## Entries
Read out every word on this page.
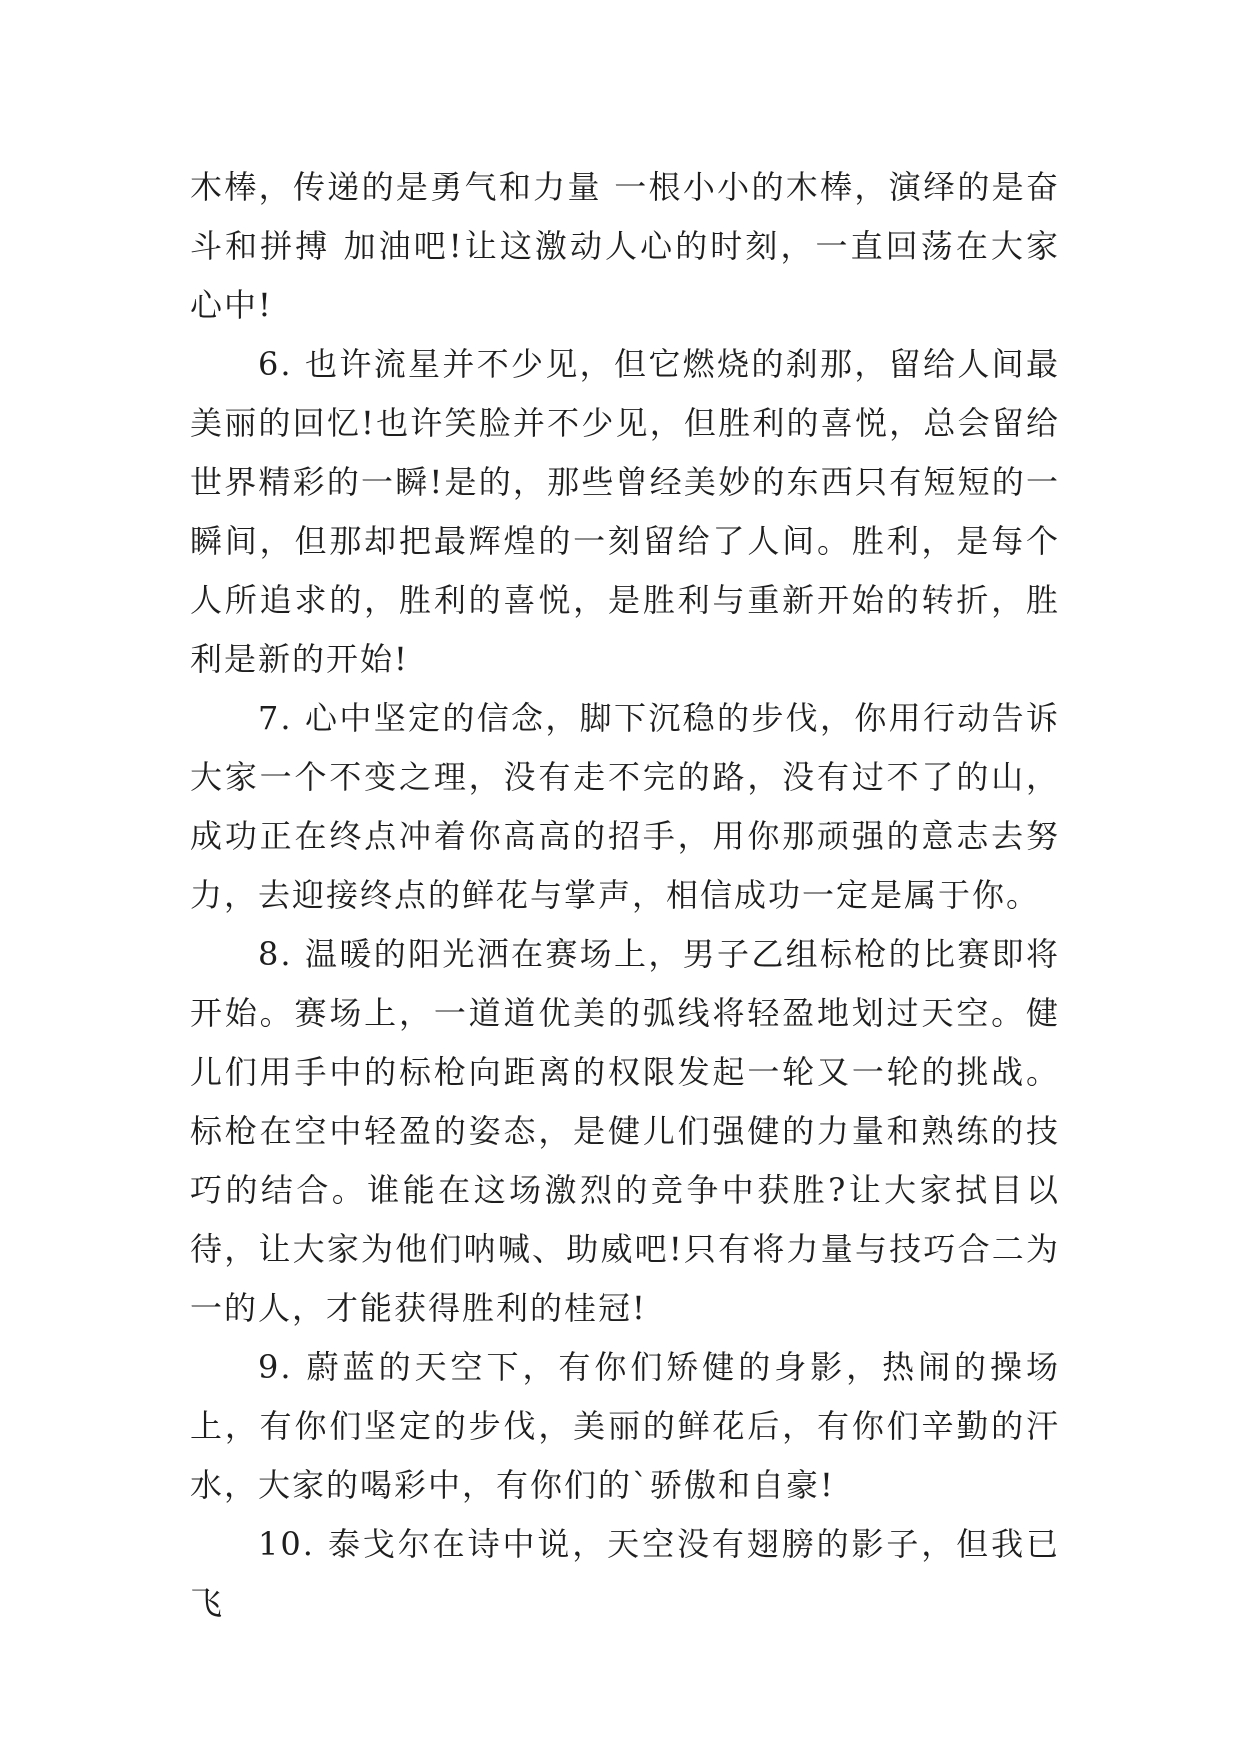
木棒，传递的是勇气和力量 一根小小的木棒，演绎的是奋斗和拼搏 加油吧!让这激动人心的时刻，一直回荡在大家心中!

6. 也许流星并不少见，但它燃烧的刹那，留给人间最美丽的回忆!也许笑脸并不少见，但胜利的喜悦，总会留给世界精彩的一瞬!是的，那些曾经美妙的东西只有短短的一瞬间，但那却把最辉煌的一刻留给了人间。胜利，是每个人所追求的，胜利的喜悦，是胜利与重新开始的转折，胜利是新的开始!

7. 心中坚定的信念，脚下沉稳的步伐，你用行动告诉大家一个不变之理，没有走不完的路，没有过不了的山，成功正在终点冲着你高高的招手，用你那顽强的意志去努力，去迎接终点的鲜花与掌声，相信成功一定是属于你。

8. 温暖的阳光洒在赛场上，男子乙组标枪的比赛即将开始。赛场上，一道道优美的弧线将轻盈地划过天空。健儿们用手中的标枪向距离的权限发起一轮又一轮的挑战。标枪在空中轻盈的姿态，是健儿们强健的力量和熟练的技巧的结合。谁能在这场激烈的竞争中获胜?让大家拭目以待，让大家为他们呐喊、助威吧!只有将力量与技巧合二为一的人，才能获得胜利的桂冠!

9. 蔚蓝的天空下，有你们矫健的身影，热闹的操场上，有你们坚定的步伐，美丽的鲜花后，有你们辛勤的汗水，大家的喝彩中，有你们的`骄傲和自豪!

10. 泰戈尔在诗中说，天空没有翅膀的影子，但我已飞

## Directions
Transcribe every record above exactly, leaving out the pictures.

## Solved exercise
Read out every word on this page.
木棒，传递的是勇气和力量 一根小小的木棒，演绎的是奋斗和拼搏 加油吧!让这激动人心的时刻，一直回荡在大家心中!

6. 也许流星并不少见，但它燃烧的刹那，留给人间最美丽的回忆!也许笑脸并不少见，但胜利的喜悦，总会留给世界精彩的一瞬!是的，那些曾经美妙的东西只有短短的一瞬间，但那却把最辉煌的一刻留给了人间。胜利，是每个人所追求的，胜利的喜悦，是胜利与重新开始的转折，胜利是新的开始!

7. 心中坚定的信念，脚下沉稳的步伐，你用行动告诉大家一个不变之理，没有走不完的路，没有过不了的山，成功正在终点冲着你高高的招手，用你那顽强的意志去努力，去迎接终点的鲜花与掌声，相信成功一定是属于你。

8. 温暖的阳光洒在赛场上，男子乙组标枪的比赛即将开始。赛场上，一道道优美的弧线将轻盈地划过天空。健儿们用手中的标枪向距离的权限发起一轮又一轮的挑战。标枪在空中轻盈的姿态，是健儿们强健的力量和熟练的技巧的结合。谁能在这场激烈的竞争中获胜?让大家拭目以待，让大家为他们呐喊、助威吧!只有将力量与技巧合二为一的人，才能获得胜利的桂冠!

9. 蔚蓝的天空下，有你们矫健的身影，热闹的操场上，有你们坚定的步伐，美丽的鲜花后，有你们辛勤的汗水，大家的喝彩中，有你们的`骄傲和自豪!

10. 泰戈尔在诗中说，天空没有翅膀的影子，但我已飞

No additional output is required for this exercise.